- [RECORDS]
######

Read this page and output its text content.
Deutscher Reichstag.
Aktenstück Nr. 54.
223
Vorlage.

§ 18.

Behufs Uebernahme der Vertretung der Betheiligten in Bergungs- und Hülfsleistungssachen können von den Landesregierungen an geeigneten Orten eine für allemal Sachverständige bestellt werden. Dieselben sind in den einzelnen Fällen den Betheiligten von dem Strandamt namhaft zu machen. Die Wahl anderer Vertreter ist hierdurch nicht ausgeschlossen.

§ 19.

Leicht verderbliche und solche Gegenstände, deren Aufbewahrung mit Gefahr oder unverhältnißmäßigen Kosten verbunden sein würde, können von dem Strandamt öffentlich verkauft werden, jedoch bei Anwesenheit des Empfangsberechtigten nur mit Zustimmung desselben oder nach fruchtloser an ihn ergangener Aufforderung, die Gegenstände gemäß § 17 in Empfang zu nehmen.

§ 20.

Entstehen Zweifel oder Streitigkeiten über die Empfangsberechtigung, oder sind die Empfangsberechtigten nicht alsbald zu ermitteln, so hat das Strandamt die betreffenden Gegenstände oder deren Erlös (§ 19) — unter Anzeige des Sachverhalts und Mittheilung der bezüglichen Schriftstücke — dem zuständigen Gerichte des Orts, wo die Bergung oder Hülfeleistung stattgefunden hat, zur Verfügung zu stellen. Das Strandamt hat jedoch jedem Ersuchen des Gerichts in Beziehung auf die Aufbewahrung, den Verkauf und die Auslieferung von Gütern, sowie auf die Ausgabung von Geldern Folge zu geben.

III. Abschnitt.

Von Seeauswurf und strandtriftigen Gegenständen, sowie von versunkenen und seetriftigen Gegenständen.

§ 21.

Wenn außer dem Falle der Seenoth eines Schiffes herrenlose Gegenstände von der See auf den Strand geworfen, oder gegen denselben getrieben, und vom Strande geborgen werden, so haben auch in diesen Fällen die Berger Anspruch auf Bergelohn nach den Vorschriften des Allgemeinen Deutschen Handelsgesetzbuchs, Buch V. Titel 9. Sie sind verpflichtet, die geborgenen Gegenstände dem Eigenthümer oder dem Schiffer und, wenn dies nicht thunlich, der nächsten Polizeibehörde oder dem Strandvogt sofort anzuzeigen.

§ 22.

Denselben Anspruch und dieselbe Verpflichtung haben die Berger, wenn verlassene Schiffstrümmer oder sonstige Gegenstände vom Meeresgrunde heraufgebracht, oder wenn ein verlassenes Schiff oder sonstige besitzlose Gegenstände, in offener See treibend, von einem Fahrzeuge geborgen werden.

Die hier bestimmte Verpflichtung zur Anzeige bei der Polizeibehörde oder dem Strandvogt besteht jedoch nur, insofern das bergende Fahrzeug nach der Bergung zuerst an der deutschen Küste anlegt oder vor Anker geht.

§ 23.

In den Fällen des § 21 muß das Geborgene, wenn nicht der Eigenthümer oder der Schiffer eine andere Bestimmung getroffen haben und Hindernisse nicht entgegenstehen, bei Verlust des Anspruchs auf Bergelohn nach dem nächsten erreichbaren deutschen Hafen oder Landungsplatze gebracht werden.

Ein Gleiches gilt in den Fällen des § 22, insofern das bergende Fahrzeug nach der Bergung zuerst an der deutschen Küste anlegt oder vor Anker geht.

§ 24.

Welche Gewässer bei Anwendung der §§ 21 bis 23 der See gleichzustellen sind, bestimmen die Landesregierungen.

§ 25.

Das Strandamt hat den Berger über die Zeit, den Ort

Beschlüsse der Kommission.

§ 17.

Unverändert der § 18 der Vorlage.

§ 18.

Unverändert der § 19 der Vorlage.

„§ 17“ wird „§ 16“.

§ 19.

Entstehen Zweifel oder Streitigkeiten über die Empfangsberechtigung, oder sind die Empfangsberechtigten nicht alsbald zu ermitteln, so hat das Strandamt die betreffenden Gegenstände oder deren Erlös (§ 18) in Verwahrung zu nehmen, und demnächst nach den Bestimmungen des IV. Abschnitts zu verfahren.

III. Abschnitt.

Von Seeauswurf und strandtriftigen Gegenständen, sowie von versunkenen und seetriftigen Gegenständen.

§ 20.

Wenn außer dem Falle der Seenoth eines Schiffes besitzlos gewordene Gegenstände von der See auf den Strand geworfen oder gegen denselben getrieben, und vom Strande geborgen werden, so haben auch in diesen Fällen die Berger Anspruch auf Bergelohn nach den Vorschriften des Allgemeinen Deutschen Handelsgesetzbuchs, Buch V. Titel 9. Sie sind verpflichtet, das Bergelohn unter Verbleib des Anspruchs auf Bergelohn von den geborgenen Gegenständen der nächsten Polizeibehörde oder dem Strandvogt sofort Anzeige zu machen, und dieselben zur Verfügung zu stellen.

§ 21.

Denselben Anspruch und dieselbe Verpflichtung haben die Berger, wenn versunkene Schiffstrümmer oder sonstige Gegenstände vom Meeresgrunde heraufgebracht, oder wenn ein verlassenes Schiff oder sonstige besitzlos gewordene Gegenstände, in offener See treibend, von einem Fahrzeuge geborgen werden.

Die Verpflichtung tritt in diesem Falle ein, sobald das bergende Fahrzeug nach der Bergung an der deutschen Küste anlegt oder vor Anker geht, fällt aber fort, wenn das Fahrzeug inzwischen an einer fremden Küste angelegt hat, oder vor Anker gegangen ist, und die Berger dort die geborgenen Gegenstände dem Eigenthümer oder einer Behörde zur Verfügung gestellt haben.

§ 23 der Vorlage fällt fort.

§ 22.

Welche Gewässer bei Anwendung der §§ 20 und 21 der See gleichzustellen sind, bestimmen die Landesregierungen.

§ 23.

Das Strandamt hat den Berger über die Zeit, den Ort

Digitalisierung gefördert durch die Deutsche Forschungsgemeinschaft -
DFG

######

- [REQUIRED TASK] Show every line in the records above that contains the word "einem".

- [EXERCISE RESPONSE]
Denselben Anspruch und dieselbe Verpflichtung haben die Berger, wenn verlassene Schiffstrümmer oder sonstige Gegenstände vom Meeresgrunde heraufgebracht, oder wenn ein verlassenes Schiff oder sonstige besitzlose Gegenstände, in offener See treibend, von einem Fahrzeuge geborgen werden.
Denselben Anspruch und dieselbe Verpflichtung haben die Berger, wenn versunkene Schiffstrümmer oder sonstige Gegenstände vom Meeresgrunde heraufgebracht, oder wenn ein verlassenes Schiff oder sonstige besitzlos gewordene Gegenstände, in offener See treibend, von einem Fahrzeuge geborgen werden.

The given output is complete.